_PROBLEM DETAILS_: Bring together all lines of the material below that contain the string "месяц".

_WORKING DATA_:

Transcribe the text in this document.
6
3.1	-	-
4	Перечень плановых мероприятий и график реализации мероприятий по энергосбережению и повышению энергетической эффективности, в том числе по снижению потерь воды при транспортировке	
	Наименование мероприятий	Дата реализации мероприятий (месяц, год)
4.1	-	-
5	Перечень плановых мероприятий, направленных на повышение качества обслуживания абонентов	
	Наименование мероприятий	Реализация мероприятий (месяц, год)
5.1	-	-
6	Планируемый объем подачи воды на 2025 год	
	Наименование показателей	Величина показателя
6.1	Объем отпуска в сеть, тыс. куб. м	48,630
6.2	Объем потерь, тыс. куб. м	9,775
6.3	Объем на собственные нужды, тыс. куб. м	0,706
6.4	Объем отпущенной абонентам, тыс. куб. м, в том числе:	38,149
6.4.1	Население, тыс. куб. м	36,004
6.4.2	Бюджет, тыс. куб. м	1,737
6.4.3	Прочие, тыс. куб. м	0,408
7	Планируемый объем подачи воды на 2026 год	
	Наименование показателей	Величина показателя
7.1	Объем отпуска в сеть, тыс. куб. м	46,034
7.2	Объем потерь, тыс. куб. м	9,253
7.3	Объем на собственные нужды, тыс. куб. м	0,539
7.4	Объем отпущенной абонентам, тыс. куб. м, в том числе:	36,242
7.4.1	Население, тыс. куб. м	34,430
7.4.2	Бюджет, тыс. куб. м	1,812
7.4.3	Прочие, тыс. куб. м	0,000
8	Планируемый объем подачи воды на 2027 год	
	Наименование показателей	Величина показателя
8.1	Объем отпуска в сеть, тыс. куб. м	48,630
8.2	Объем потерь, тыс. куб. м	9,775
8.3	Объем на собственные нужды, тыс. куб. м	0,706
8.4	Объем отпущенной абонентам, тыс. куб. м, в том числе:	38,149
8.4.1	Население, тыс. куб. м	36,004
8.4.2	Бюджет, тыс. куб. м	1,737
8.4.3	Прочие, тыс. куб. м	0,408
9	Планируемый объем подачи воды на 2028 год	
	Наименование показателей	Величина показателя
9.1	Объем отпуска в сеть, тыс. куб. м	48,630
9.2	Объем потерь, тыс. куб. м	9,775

_RESULT BELOW_:
	Наименование мероприятий	Дата реализации мероприятий (месяц, год)
	Наименование мероприятий	Реализация мероприятий (месяц, год)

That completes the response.